Identify each line containing the word "text" and copy it.

□ □ □ □ □ □ □

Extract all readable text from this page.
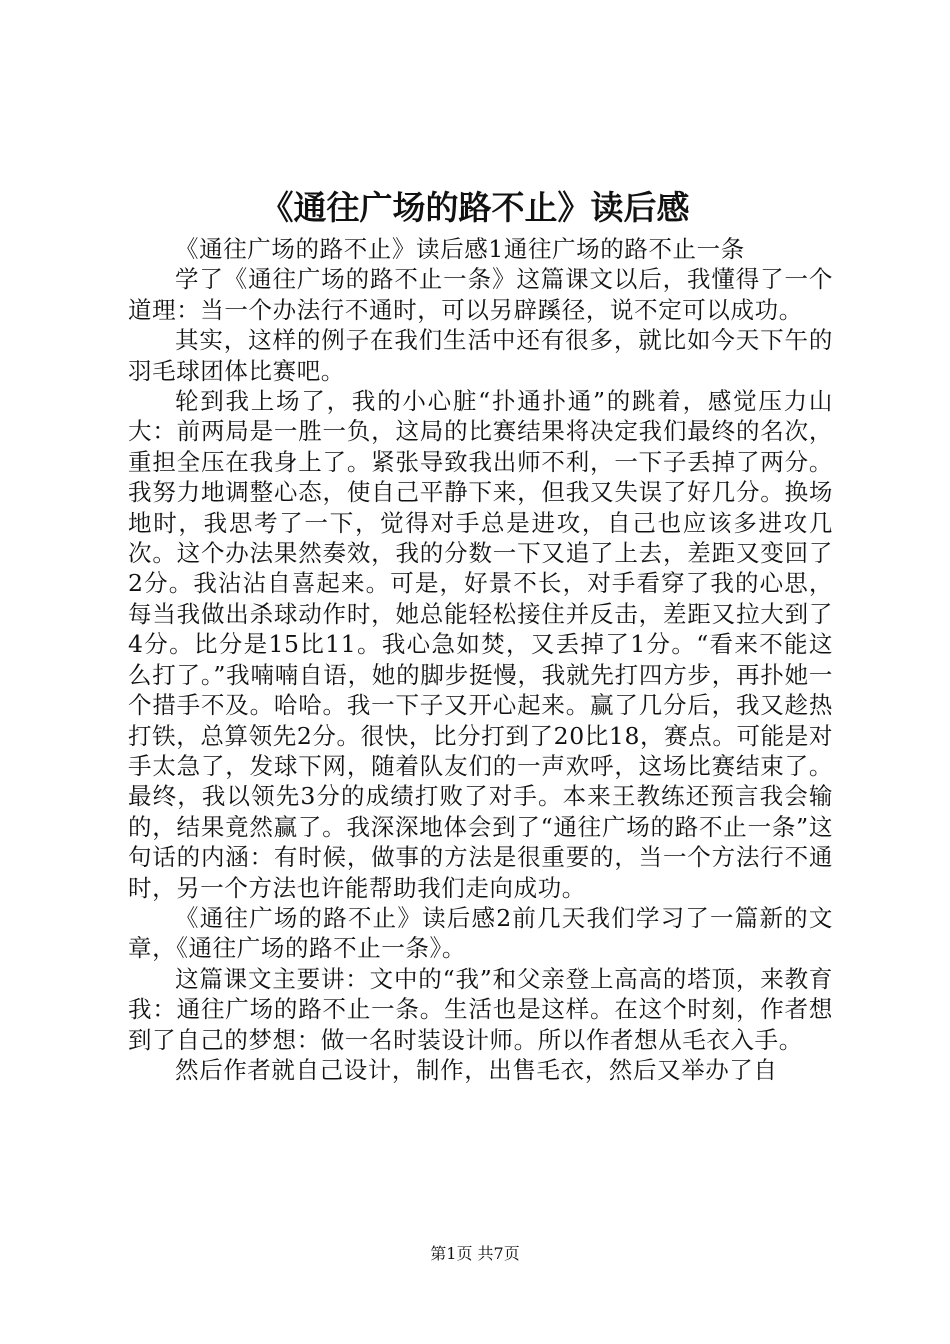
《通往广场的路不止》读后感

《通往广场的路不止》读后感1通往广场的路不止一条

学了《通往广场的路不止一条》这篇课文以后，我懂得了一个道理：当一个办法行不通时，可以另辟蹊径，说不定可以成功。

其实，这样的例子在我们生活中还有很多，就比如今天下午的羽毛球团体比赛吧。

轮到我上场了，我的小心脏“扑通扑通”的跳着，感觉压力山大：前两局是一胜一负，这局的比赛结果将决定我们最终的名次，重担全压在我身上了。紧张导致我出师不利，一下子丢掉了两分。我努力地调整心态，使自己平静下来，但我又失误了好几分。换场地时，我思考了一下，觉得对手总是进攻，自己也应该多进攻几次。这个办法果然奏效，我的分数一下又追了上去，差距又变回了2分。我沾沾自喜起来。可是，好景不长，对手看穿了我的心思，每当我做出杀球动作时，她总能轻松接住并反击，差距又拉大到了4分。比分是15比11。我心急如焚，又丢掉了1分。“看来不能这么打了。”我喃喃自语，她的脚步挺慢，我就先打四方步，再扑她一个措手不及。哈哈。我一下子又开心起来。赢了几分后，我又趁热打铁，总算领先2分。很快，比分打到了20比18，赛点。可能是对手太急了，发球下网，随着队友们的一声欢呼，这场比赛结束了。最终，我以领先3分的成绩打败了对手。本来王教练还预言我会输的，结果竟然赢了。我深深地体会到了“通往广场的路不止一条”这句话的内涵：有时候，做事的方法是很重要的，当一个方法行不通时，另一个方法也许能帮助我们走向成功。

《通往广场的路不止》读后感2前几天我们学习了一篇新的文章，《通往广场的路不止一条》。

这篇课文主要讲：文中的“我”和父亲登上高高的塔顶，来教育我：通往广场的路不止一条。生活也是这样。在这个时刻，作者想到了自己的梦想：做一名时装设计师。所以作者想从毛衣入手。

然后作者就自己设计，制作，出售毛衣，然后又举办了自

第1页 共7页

□ □ □ □ □ □ □

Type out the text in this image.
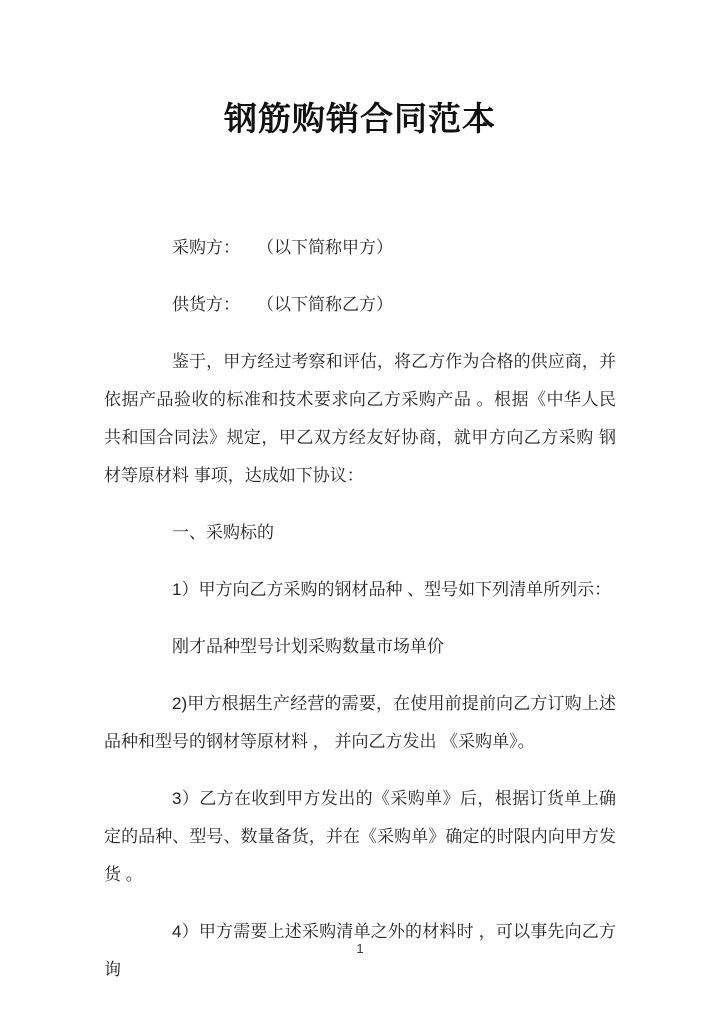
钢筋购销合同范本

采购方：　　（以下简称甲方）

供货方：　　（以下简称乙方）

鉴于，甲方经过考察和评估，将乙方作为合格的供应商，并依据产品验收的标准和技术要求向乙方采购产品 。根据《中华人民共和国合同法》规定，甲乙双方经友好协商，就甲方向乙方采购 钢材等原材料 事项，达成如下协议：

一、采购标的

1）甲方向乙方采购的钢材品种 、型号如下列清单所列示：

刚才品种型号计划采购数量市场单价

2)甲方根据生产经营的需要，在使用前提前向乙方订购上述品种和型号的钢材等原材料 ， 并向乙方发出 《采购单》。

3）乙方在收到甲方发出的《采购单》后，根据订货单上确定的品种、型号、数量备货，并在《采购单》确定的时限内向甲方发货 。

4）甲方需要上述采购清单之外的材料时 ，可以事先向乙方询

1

□ □ □ □ □ □ □

EXERCISE ANSWER:
Extract all readable text from this page.
Type out the text in this image.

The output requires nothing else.